# [What you are asked to do]
Print the entries in full, word for word, but not the pictures.

*** Provided material

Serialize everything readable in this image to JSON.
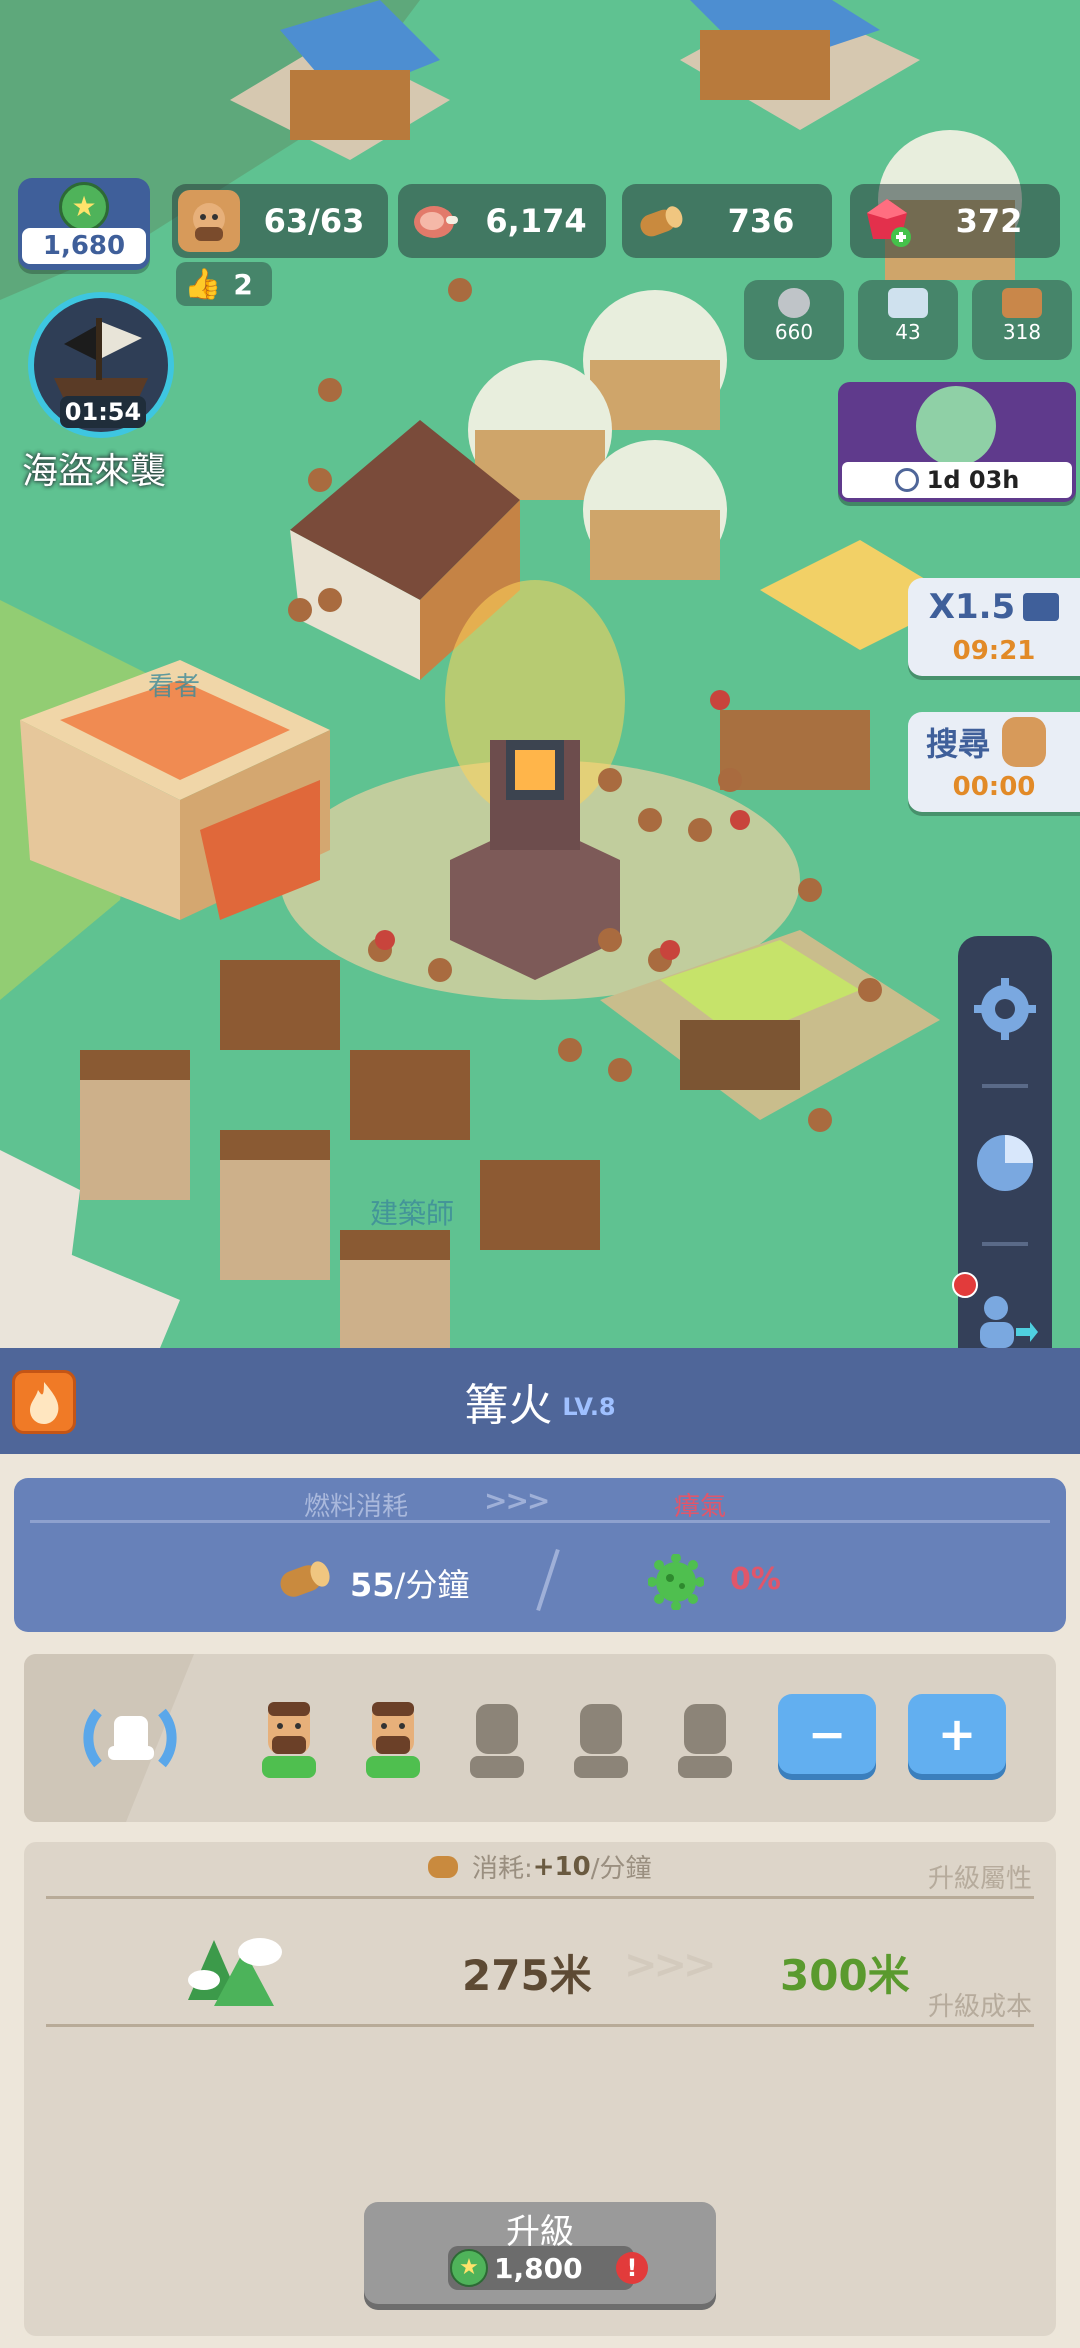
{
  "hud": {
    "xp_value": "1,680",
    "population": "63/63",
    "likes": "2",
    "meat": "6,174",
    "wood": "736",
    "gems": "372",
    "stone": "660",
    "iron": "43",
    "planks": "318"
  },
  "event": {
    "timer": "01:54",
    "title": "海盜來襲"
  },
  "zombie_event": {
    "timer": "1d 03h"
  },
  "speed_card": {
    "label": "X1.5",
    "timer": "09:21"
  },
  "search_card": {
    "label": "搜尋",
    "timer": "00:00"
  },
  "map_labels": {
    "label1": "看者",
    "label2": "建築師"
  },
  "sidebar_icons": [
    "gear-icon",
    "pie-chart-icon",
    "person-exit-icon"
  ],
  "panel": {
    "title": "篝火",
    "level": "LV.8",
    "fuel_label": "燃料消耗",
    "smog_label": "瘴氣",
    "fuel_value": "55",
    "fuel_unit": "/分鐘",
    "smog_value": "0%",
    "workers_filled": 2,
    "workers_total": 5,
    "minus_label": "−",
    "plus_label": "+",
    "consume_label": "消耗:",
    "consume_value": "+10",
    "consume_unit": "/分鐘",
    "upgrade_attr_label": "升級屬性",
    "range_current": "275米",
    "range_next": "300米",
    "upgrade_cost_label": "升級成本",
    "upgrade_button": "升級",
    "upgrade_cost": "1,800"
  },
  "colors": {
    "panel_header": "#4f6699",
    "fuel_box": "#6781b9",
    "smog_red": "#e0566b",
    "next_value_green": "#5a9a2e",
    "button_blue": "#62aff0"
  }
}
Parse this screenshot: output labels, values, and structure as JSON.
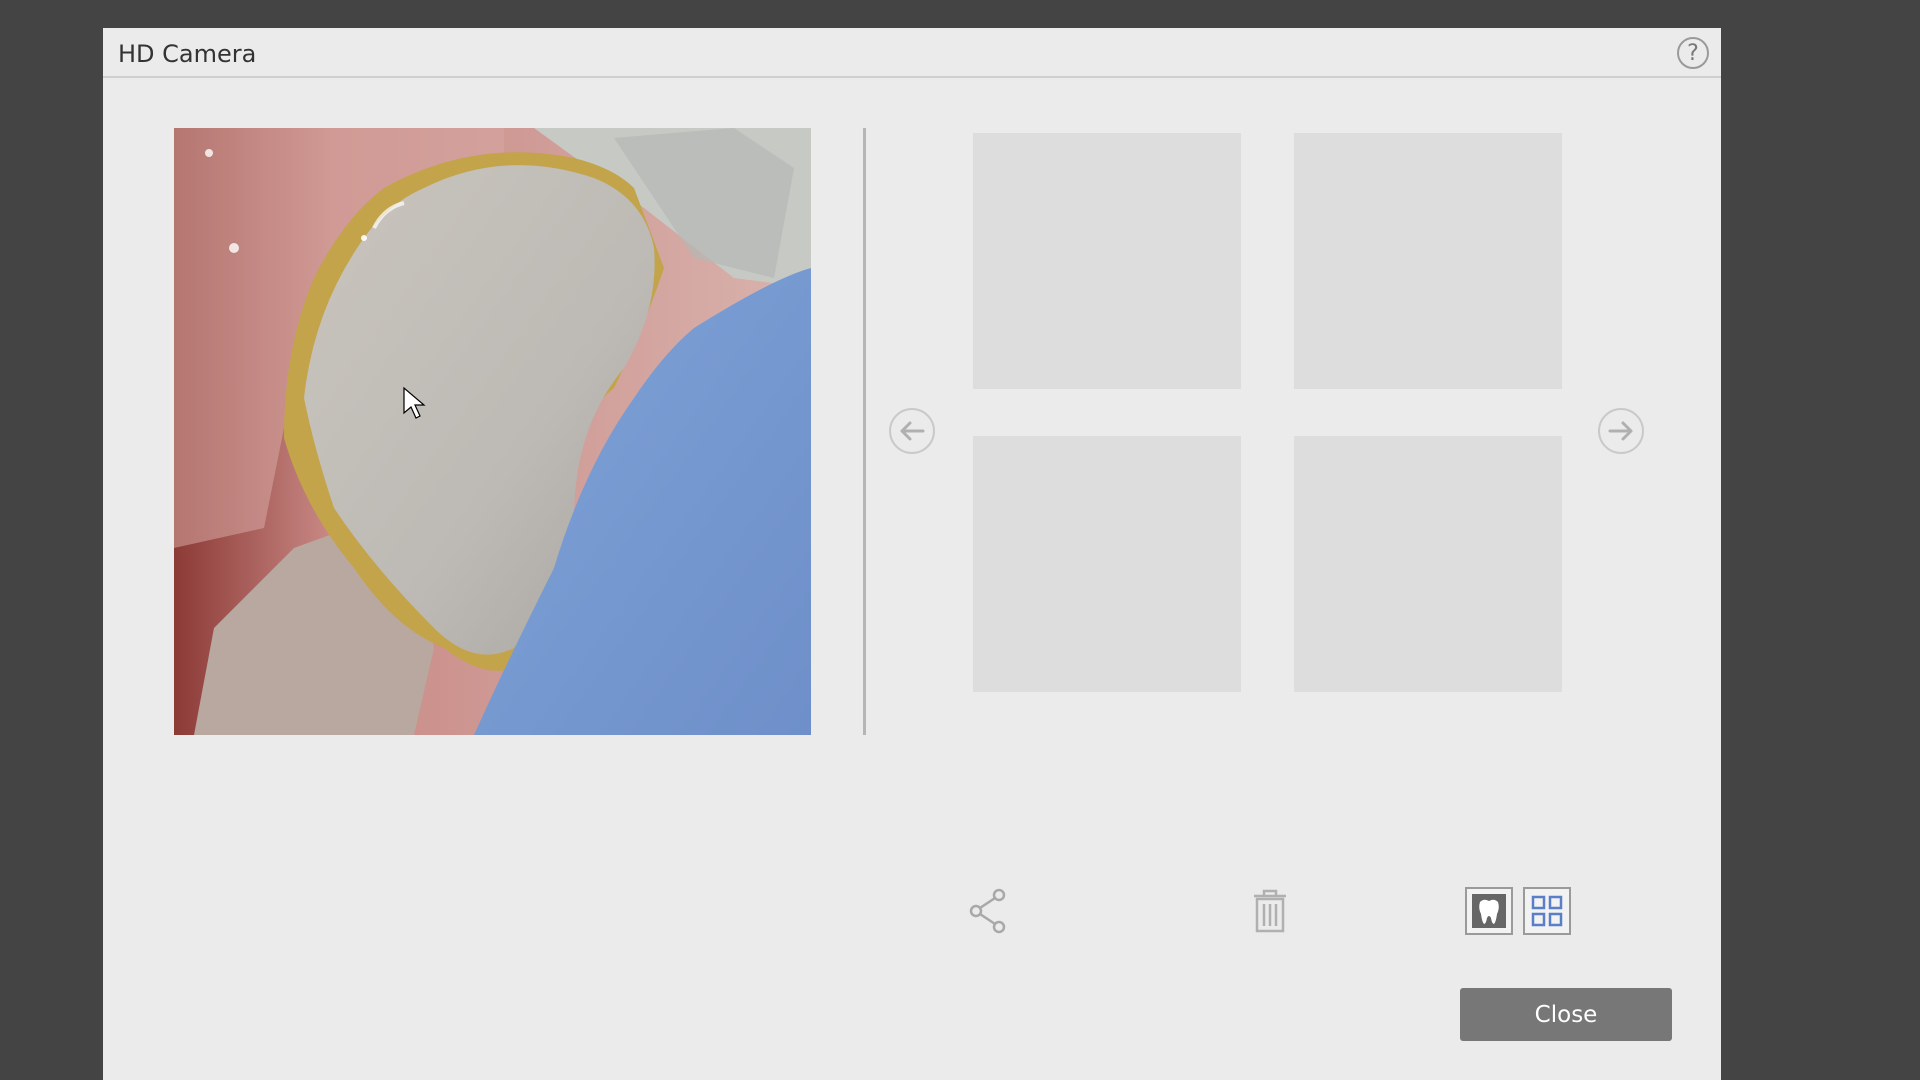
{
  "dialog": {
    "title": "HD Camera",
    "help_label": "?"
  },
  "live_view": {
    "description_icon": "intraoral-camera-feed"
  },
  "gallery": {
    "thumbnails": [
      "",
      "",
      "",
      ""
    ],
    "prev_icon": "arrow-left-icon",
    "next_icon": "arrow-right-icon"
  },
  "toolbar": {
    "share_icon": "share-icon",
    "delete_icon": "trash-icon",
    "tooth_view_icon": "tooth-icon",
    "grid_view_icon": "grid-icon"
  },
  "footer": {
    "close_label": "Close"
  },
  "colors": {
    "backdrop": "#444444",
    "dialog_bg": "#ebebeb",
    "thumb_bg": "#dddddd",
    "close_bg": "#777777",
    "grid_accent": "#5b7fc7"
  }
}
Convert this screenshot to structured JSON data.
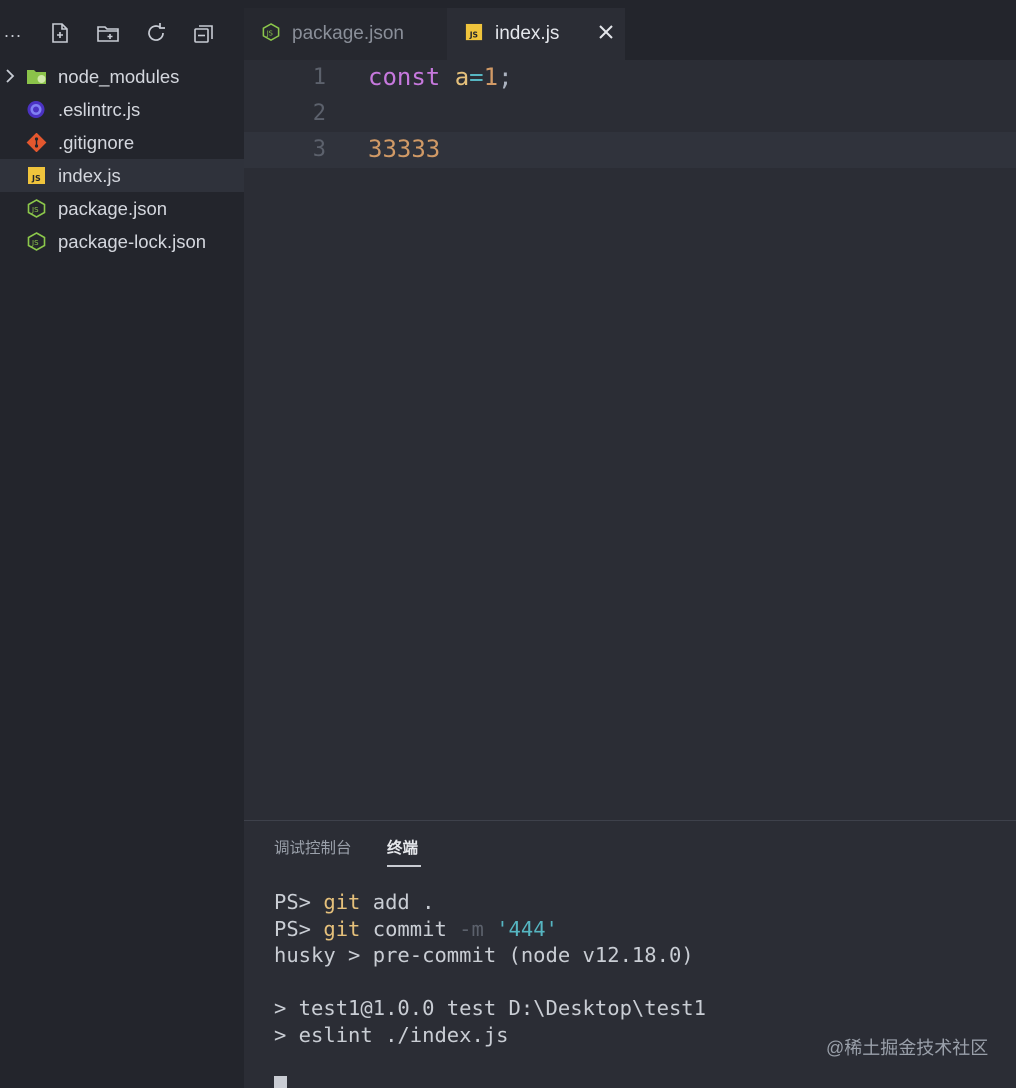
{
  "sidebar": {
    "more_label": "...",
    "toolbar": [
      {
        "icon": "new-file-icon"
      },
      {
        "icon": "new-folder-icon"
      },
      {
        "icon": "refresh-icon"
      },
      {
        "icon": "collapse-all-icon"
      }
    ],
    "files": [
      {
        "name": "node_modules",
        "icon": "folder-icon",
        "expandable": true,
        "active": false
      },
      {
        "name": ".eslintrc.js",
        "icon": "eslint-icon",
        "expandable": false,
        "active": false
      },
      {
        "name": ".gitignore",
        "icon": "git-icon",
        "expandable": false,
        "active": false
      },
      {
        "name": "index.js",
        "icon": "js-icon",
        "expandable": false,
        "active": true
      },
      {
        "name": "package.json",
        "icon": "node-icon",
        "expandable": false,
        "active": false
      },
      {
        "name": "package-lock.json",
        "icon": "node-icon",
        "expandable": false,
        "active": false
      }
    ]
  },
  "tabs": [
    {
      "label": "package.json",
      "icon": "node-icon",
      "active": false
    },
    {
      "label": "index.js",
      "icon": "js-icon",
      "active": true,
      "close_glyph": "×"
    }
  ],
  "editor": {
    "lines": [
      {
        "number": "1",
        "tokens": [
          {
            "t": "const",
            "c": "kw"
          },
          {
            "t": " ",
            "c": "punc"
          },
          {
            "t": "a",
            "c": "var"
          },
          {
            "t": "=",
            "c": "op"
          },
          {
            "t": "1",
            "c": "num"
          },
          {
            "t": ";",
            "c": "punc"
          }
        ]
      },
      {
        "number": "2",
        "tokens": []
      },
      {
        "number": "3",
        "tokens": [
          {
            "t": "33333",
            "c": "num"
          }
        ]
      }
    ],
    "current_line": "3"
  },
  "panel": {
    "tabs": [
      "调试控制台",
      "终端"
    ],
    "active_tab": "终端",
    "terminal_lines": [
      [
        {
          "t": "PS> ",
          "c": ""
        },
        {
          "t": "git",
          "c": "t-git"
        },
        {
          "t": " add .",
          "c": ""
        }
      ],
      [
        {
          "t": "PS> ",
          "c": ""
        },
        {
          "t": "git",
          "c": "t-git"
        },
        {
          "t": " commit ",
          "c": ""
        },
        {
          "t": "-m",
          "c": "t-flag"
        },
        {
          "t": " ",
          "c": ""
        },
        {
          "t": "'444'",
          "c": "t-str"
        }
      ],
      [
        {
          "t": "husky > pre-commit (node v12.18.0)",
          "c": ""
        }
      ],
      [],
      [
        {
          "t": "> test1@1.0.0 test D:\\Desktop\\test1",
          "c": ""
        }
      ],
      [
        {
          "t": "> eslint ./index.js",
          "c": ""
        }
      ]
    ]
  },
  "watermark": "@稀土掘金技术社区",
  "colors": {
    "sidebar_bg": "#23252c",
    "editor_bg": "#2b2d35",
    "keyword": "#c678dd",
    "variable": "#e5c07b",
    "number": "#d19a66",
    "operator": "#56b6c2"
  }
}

******

# [Response]
Serialize everything readable in this image to JSON.
{
  "hud": {
    "xp_value": "1,680",
    "population": "63/63",
    "likes": "2",
    "meat": "6,174",
    "wood": "736",
    "gems": "372",
    "stone": "660",
    "iron": "43",
    "planks": "318"
  },
  "event": {
    "timer": "01:54",
    "title": "海盜來襲"
  },
  "zombie_event": {
    "timer": "1d 03h"
  },
  "speed_card": {
    "label": "X1.5",
    "timer": "09:21"
  },
  "search_card": {
    "label": "搜尋",
    "timer": "00:00"
  },
  "map_labels": {
    "label1": "看者",
    "label2": "建築師"
  },
  "sidebar_icons": [
    "gear-icon",
    "pie-chart-icon",
    "person-exit-icon"
  ],
  "panel": {
    "title": "篝火",
    "level": "LV.8",
    "fuel_label": "燃料消耗",
    "smog_label": "瘴氣",
    "fuel_value": "55",
    "fuel_unit": "/分鐘",
    "smog_value": "0%",
    "workers_filled": 2,
    "workers_total": 5,
    "minus_label": "−",
    "plus_label": "+",
    "consume_label": "消耗:",
    "consume_value": "+10",
    "consume_unit": "/分鐘",
    "upgrade_attr_label": "升級屬性",
    "range_current": "275米",
    "range_next": "300米",
    "upgrade_cost_label": "升級成本",
    "upgrade_button": "升級",
    "upgrade_cost": "1,800"
  },
  "colors": {
    "panel_header": "#4f6699",
    "fuel_box": "#6781b9",
    "smog_red": "#e0566b",
    "next_value_green": "#5a9a2e",
    "button_blue": "#62aff0"
  }
}
Parse this screenshot: output labels, values, and structure as JSON.
{
  "dialog": {
    "title": "HD Camera",
    "help_label": "?"
  },
  "live_view": {
    "description_icon": "intraoral-camera-feed"
  },
  "gallery": {
    "thumbnails": [
      "",
      "",
      "",
      ""
    ],
    "prev_icon": "arrow-left-icon",
    "next_icon": "arrow-right-icon"
  },
  "toolbar": {
    "share_icon": "share-icon",
    "delete_icon": "trash-icon",
    "tooth_view_icon": "tooth-icon",
    "grid_view_icon": "grid-icon"
  },
  "footer": {
    "close_label": "Close"
  },
  "colors": {
    "backdrop": "#444444",
    "dialog_bg": "#ebebeb",
    "thumb_bg": "#dddddd",
    "close_bg": "#777777",
    "grid_accent": "#5b7fc7"
  }
}
Convert this screenshot to structured JSON data.
{
  "sidebar": {
    "more_label": "...",
    "toolbar": [
      {
        "icon": "new-file-icon"
      },
      {
        "icon": "new-folder-icon"
      },
      {
        "icon": "refresh-icon"
      },
      {
        "icon": "collapse-all-icon"
      }
    ],
    "files": [
      {
        "name": "node_modules",
        "icon": "folder-icon",
        "expandable": true,
        "active": false
      },
      {
        "name": ".eslintrc.js",
        "icon": "eslint-icon",
        "expandable": false,
        "active": false
      },
      {
        "name": ".gitignore",
        "icon": "git-icon",
        "expandable": false,
        "active": false
      },
      {
        "name": "index.js",
        "icon": "js-icon",
        "expandable": false,
        "active": true
      },
      {
        "name": "package.json",
        "icon": "node-icon",
        "expandable": false,
        "active": false
      },
      {
        "name": "package-lock.json",
        "icon": "node-icon",
        "expandable": false,
        "active": false
      }
    ]
  },
  "tabs": [
    {
      "label": "package.json",
      "icon": "node-icon",
      "active": false
    },
    {
      "label": "index.js",
      "icon": "js-icon",
      "active": true,
      "close_glyph": "×"
    }
  ],
  "editor": {
    "lines": [
      {
        "number": "1",
        "tokens": [
          {
            "t": "const",
            "c": "kw"
          },
          {
            "t": " ",
            "c": "punc"
          },
          {
            "t": "a",
            "c": "var"
          },
          {
            "t": "=",
            "c": "op"
          },
          {
            "t": "1",
            "c": "num"
          },
          {
            "t": ";",
            "c": "punc"
          }
        ]
      },
      {
        "number": "2",
        "tokens": []
      },
      {
        "number": "3",
        "tokens": [
          {
            "t": "33333",
            "c": "num"
          }
        ]
      }
    ],
    "current_line": "3"
  },
  "panel": {
    "tabs": [
      "调试控制台",
      "终端"
    ],
    "active_tab": "终端",
    "terminal_lines": [
      [
        {
          "t": "PS> ",
          "c": ""
        },
        {
          "t": "git",
          "c": "t-git"
        },
        {
          "t": " add .",
          "c": ""
        }
      ],
      [
        {
          "t": "PS> ",
          "c": ""
        },
        {
          "t": "git",
          "c": "t-git"
        },
        {
          "t": " commit ",
          "c": ""
        },
        {
          "t": "-m",
          "c": "t-flag"
        },
        {
          "t": " ",
          "c": ""
        },
        {
          "t": "'444'",
          "c": "t-str"
        }
      ],
      [
        {
          "t": "husky > pre-commit (node v12.18.0)",
          "c": ""
        }
      ],
      [],
      [
        {
          "t": "> test1@1.0.0 test D:\\Desktop\\test1",
          "c": ""
        }
      ],
      [
        {
          "t": "> eslint ./index.js",
          "c": ""
        }
      ]
    ]
  },
  "watermark": "@稀土掘金技术社区",
  "colors": {
    "sidebar_bg": "#23252c",
    "editor_bg": "#2b2d35",
    "keyword": "#c678dd",
    "variable": "#e5c07b",
    "number": "#d19a66",
    "operator": "#56b6c2"
  }
}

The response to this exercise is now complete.